*Exercise details*. Write out every one of the entries below word for word, keeping each line unchanged.
[START OF Given data]
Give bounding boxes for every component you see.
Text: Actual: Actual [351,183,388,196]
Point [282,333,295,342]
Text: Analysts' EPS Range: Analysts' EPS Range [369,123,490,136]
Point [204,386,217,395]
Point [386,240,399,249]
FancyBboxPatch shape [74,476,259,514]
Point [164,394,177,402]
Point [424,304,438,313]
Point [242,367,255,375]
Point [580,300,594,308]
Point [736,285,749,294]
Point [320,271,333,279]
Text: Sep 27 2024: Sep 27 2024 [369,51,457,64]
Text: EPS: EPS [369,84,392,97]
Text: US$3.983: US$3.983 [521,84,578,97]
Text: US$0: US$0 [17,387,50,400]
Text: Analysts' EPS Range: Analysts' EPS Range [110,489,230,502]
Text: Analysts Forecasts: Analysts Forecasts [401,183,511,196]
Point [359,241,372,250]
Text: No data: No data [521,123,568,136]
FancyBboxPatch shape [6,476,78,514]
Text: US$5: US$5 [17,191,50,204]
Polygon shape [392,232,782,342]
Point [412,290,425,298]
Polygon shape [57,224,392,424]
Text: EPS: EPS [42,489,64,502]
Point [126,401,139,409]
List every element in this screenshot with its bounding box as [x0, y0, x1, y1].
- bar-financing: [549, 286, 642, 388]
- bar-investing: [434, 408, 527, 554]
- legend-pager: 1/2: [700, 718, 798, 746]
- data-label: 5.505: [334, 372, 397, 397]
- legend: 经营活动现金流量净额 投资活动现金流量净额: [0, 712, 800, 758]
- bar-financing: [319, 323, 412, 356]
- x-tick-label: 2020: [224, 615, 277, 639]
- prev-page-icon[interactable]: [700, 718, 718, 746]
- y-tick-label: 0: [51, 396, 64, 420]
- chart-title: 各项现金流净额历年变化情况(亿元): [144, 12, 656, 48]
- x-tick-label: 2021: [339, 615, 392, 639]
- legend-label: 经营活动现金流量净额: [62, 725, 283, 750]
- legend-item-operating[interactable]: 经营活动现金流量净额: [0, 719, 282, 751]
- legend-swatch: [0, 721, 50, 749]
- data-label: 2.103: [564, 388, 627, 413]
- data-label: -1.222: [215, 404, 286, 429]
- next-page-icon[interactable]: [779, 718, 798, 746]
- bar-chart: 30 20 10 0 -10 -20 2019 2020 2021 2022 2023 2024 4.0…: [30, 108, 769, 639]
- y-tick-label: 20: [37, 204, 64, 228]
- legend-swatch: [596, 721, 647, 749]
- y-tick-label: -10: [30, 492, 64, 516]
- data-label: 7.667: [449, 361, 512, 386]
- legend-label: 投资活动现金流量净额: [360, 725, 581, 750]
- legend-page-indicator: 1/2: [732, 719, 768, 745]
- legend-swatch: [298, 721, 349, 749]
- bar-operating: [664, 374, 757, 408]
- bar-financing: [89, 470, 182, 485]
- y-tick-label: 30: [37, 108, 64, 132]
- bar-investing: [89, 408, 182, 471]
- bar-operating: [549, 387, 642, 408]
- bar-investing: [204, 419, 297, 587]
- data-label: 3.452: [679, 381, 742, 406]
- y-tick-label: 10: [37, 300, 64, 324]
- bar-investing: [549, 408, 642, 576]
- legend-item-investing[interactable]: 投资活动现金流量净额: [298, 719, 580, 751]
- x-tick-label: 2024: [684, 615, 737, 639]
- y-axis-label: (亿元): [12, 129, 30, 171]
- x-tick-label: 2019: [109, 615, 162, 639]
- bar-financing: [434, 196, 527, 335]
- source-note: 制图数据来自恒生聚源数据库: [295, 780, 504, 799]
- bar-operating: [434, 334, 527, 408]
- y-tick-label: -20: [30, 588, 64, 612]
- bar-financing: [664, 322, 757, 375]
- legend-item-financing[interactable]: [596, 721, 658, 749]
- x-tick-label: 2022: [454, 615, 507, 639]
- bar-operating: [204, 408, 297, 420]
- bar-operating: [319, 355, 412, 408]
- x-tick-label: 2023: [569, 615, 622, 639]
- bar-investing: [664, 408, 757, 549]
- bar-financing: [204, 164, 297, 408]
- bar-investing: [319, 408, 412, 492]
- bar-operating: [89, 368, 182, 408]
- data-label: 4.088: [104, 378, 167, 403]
[END OF Given data]
*Result*.
Give bounding boxes for every component you see.
Text: Actual: Actual [351,183,388,196]
Point [282,333,295,342]
Text: Analysts' EPS Range: Analysts' EPS Range [369,123,490,136]
Point [204,386,217,395]
Point [386,240,399,249]
FancyBboxPatch shape [74,476,259,514]
Point [164,394,177,402]
Point [424,304,438,313]
Point [242,367,255,375]
Point [580,300,594,308]
Point [736,285,749,294]
Point [320,271,333,279]
Text: Sep 27 2024: Sep 27 2024 [369,51,457,64]
Text: EPS: EPS [369,84,392,97]
Text: US$3.983: US$3.983 [521,84,578,97]
Text: US$0: US$0 [17,387,50,400]
Text: Analysts' EPS Range: Analysts' EPS Range [110,489,230,502]
Text: Analysts Forecasts: Analysts Forecasts [401,183,511,196]
Point [359,241,372,250]
Text: No data: No data [521,123,568,136]
FancyBboxPatch shape [6,476,78,514]
Text: US$5: US$5 [17,191,50,204]
Polygon shape [392,232,782,342]
Point [412,290,425,298]
Polygon shape [57,224,392,424]
Text: EPS: EPS [42,489,64,502]
Point [126,401,139,409]
List every element in this screenshot with its bounding box as [x0, y0, x1, y1].
- bar-financing: [549, 286, 642, 388]
- bar-investing: [434, 408, 527, 554]
- legend-pager: 1/2: [700, 718, 798, 746]
- data-label: 5.505: [334, 372, 397, 397]
- legend: 经营活动现金流量净额 投资活动现金流量净额: [0, 712, 800, 758]
- bar-financing: [319, 323, 412, 356]
- x-tick-label: 2020: [224, 615, 277, 639]
- prev-page-icon[interactable]: [700, 718, 718, 746]
- y-tick-label: 0: [51, 396, 64, 420]
- chart-title: 各项现金流净额历年变化情况(亿元): [144, 12, 656, 48]
- x-tick-label: 2021: [339, 615, 392, 639]
- legend-label: 经营活动现金流量净额: [62, 725, 283, 750]
- legend-item-operating[interactable]: 经营活动现金流量净额: [0, 719, 282, 751]
- legend-swatch: [0, 721, 50, 749]
- data-label: 2.103: [564, 388, 627, 413]
- data-label: -1.222: [215, 404, 286, 429]
- next-page-icon[interactable]: [779, 718, 798, 746]
- bar-chart: 30 20 10 0 -10 -20 2019 2020 2021 2022 2023 2024 4.0…: [30, 108, 769, 639]
- y-tick-label: 20: [37, 204, 64, 228]
- legend-swatch: [596, 721, 647, 749]
- y-tick-label: -10: [30, 492, 64, 516]
- data-label: 7.667: [449, 361, 512, 386]
- legend-label: 投资活动现金流量净额: [360, 725, 581, 750]
- legend-page-indicator: 1/2: [732, 719, 768, 745]
- legend-swatch: [298, 721, 349, 749]
- bar-operating: [664, 374, 757, 408]
- bar-financing: [89, 470, 182, 485]
- y-tick-label: 30: [37, 108, 64, 132]
- bar-investing: [89, 408, 182, 471]
- bar-operating: [549, 387, 642, 408]
- bar-investing: [204, 419, 297, 587]
- data-label: 3.452: [679, 381, 742, 406]
- y-tick-label: 10: [37, 300, 64, 324]
- bar-investing: [549, 408, 642, 576]
- legend-item-investing[interactable]: 投资活动现金流量净额: [298, 719, 580, 751]
- x-tick-label: 2024: [684, 615, 737, 639]
- y-axis-label: (亿元): [12, 129, 30, 171]
- x-tick-label: 2019: [109, 615, 162, 639]
- bar-financing: [434, 196, 527, 335]
- source-note: 制图数据来自恒生聚源数据库: [295, 780, 504, 799]
- bar-operating: [434, 334, 527, 408]
- y-tick-label: -20: [30, 588, 64, 612]
- bar-financing: [664, 322, 757, 375]
- legend-item-financing[interactable]: [596, 721, 658, 749]
- x-tick-label: 2022: [454, 615, 507, 639]
- bar-operating: [204, 408, 297, 420]
- bar-operating: [319, 355, 412, 408]
- x-tick-label: 2023: [569, 615, 622, 639]
- bar-investing: [664, 408, 757, 549]
- bar-financing: [204, 164, 297, 408]
- bar-investing: [319, 408, 412, 492]
- bar-operating: [89, 368, 182, 408]
- data-label: 4.088: [104, 378, 167, 403]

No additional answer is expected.